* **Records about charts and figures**
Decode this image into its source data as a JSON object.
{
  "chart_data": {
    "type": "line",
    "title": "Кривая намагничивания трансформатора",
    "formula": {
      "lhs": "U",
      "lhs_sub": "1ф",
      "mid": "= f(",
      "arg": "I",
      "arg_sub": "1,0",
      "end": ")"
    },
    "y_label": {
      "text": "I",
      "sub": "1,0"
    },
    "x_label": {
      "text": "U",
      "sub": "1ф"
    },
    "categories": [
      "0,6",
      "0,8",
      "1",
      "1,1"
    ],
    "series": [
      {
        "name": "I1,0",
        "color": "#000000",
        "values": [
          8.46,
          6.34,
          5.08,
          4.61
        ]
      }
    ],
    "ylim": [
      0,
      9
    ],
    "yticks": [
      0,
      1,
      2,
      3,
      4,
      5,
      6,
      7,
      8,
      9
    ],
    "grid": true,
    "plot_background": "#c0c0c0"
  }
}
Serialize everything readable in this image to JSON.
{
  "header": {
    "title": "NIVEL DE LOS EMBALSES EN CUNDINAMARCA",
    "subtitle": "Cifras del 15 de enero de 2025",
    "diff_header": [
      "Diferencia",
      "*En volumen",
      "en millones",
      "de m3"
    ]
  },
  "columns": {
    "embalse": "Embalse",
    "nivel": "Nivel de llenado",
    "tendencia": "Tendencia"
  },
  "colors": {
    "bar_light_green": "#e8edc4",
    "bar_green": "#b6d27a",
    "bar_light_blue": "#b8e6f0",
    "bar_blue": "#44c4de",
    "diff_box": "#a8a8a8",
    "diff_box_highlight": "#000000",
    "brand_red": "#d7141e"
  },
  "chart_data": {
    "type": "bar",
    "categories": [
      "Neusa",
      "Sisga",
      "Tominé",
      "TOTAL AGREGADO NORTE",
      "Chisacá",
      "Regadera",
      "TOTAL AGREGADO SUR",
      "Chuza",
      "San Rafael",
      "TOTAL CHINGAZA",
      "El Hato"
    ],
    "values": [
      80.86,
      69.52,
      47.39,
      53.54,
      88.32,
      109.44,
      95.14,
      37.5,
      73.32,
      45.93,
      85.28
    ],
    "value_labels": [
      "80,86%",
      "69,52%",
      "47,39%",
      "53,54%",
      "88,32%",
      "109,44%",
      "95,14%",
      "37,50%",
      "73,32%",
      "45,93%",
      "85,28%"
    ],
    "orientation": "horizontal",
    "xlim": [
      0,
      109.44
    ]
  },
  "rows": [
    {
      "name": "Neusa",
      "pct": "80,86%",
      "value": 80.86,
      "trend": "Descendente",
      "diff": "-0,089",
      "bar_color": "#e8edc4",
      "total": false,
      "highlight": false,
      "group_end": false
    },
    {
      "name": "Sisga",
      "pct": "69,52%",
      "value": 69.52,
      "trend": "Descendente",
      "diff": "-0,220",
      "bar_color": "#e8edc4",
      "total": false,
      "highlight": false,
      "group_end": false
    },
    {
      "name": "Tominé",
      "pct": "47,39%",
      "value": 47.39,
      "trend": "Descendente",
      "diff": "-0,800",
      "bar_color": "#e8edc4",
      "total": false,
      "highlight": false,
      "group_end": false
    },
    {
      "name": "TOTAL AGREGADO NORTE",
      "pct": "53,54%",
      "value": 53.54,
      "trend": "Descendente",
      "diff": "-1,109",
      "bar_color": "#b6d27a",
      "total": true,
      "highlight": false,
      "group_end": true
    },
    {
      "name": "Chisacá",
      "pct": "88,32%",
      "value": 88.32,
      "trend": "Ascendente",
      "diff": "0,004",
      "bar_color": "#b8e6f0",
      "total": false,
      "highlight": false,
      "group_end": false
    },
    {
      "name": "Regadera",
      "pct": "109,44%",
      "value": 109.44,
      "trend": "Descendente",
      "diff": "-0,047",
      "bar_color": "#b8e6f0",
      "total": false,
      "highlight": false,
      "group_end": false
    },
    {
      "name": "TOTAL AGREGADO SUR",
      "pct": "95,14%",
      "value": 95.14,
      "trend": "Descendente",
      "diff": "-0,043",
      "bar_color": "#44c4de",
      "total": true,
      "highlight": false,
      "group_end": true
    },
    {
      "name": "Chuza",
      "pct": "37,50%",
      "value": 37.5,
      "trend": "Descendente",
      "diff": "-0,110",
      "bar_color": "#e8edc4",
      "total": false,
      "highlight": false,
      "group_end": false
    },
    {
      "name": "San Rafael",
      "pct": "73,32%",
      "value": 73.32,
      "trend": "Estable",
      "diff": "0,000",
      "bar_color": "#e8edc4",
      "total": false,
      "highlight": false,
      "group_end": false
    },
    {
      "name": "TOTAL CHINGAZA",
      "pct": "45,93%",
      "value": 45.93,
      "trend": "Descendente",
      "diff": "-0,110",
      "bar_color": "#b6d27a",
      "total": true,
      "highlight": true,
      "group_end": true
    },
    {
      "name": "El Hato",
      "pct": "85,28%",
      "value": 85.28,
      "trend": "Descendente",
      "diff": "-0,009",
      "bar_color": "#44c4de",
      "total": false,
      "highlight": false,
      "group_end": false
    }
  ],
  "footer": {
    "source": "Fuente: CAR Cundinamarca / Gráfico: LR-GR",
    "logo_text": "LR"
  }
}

* **DIRECTIONS**
Repeat the data above exactly.

* **RESULT OF THE EXERCISE**
Decode this image into its source data as a JSON object.
{
  "chart_data": {
    "type": "line",
    "title": "Кривая намагничивания трансформатора",
    "formula": {
      "lhs": "U",
      "lhs_sub": "1ф",
      "mid": "= f(",
      "arg": "I",
      "arg_sub": "1,0",
      "end": ")"
    },
    "y_label": {
      "text": "I",
      "sub": "1,0"
    },
    "x_label": {
      "text": "U",
      "sub": "1ф"
    },
    "categories": [
      "0,6",
      "0,8",
      "1",
      "1,1"
    ],
    "series": [
      {
        "name": "I1,0",
        "color": "#000000",
        "values": [
          8.46,
          6.34,
          5.08,
          4.61
        ]
      }
    ],
    "ylim": [
      0,
      9
    ],
    "yticks": [
      0,
      1,
      2,
      3,
      4,
      5,
      6,
      7,
      8,
      9
    ],
    "grid": true,
    "plot_background": "#c0c0c0"
  }
}
Serialize everything readable in this image to JSON.
{
  "header": {
    "title": "NIVEL DE LOS EMBALSES EN CUNDINAMARCA",
    "subtitle": "Cifras del 15 de enero de 2025",
    "diff_header": [
      "Diferencia",
      "*En volumen",
      "en millones",
      "de m3"
    ]
  },
  "columns": {
    "embalse": "Embalse",
    "nivel": "Nivel de llenado",
    "tendencia": "Tendencia"
  },
  "colors": {
    "bar_light_green": "#e8edc4",
    "bar_green": "#b6d27a",
    "bar_light_blue": "#b8e6f0",
    "bar_blue": "#44c4de",
    "diff_box": "#a8a8a8",
    "diff_box_highlight": "#000000",
    "brand_red": "#d7141e"
  },
  "chart_data": {
    "type": "bar",
    "categories": [
      "Neusa",
      "Sisga",
      "Tominé",
      "TOTAL AGREGADO NORTE",
      "Chisacá",
      "Regadera",
      "TOTAL AGREGADO SUR",
      "Chuza",
      "San Rafael",
      "TOTAL CHINGAZA",
      "El Hato"
    ],
    "values": [
      80.86,
      69.52,
      47.39,
      53.54,
      88.32,
      109.44,
      95.14,
      37.5,
      73.32,
      45.93,
      85.28
    ],
    "value_labels": [
      "80,86%",
      "69,52%",
      "47,39%",
      "53,54%",
      "88,32%",
      "109,44%",
      "95,14%",
      "37,50%",
      "73,32%",
      "45,93%",
      "85,28%"
    ],
    "orientation": "horizontal",
    "xlim": [
      0,
      109.44
    ]
  },
  "rows": [
    {
      "name": "Neusa",
      "pct": "80,86%",
      "value": 80.86,
      "trend": "Descendente",
      "diff": "-0,089",
      "bar_color": "#e8edc4",
      "total": false,
      "highlight": false,
      "group_end": false
    },
    {
      "name": "Sisga",
      "pct": "69,52%",
      "value": 69.52,
      "trend": "Descendente",
      "diff": "-0,220",
      "bar_color": "#e8edc4",
      "total": false,
      "highlight": false,
      "group_end": false
    },
    {
      "name": "Tominé",
      "pct": "47,39%",
      "value": 47.39,
      "trend": "Descendente",
      "diff": "-0,800",
      "bar_color": "#e8edc4",
      "total": false,
      "highlight": false,
      "group_end": false
    },
    {
      "name": "TOTAL AGREGADO NORTE",
      "pct": "53,54%",
      "value": 53.54,
      "trend": "Descendente",
      "diff": "-1,109",
      "bar_color": "#b6d27a",
      "total": true,
      "highlight": false,
      "group_end": true
    },
    {
      "name": "Chisacá",
      "pct": "88,32%",
      "value": 88.32,
      "trend": "Ascendente",
      "diff": "0,004",
      "bar_color": "#b8e6f0",
      "total": false,
      "highlight": false,
      "group_end": false
    },
    {
      "name": "Regadera",
      "pct": "109,44%",
      "value": 109.44,
      "trend": "Descendente",
      "diff": "-0,047",
      "bar_color": "#b8e6f0",
      "total": false,
      "highlight": false,
      "group_end": false
    },
    {
      "name": "TOTAL AGREGADO SUR",
      "pct": "95,14%",
      "value": 95.14,
      "trend": "Descendente",
      "diff": "-0,043",
      "bar_color": "#44c4de",
      "total": true,
      "highlight": false,
      "group_end": true
    },
    {
      "name": "Chuza",
      "pct": "37,50%",
      "value": 37.5,
      "trend": "Descendente",
      "diff": "-0,110",
      "bar_color": "#e8edc4",
      "total": false,
      "highlight": false,
      "group_end": false
    },
    {
      "name": "San Rafael",
      "pct": "73,32%",
      "value": 73.32,
      "trend": "Estable",
      "diff": "0,000",
      "bar_color": "#e8edc4",
      "total": false,
      "highlight": false,
      "group_end": false
    },
    {
      "name": "TOTAL CHINGAZA",
      "pct": "45,93%",
      "value": 45.93,
      "trend": "Descendente",
      "diff": "-0,110",
      "bar_color": "#b6d27a",
      "total": true,
      "highlight": true,
      "group_end": true
    },
    {
      "name": "El Hato",
      "pct": "85,28%",
      "value": 85.28,
      "trend": "Descendente",
      "diff": "-0,009",
      "bar_color": "#44c4de",
      "total": false,
      "highlight": false,
      "group_end": false
    }
  ],
  "footer": {
    "source": "Fuente: CAR Cundinamarca / Gráfico: LR-GR",
    "logo_text": "LR"
  }
}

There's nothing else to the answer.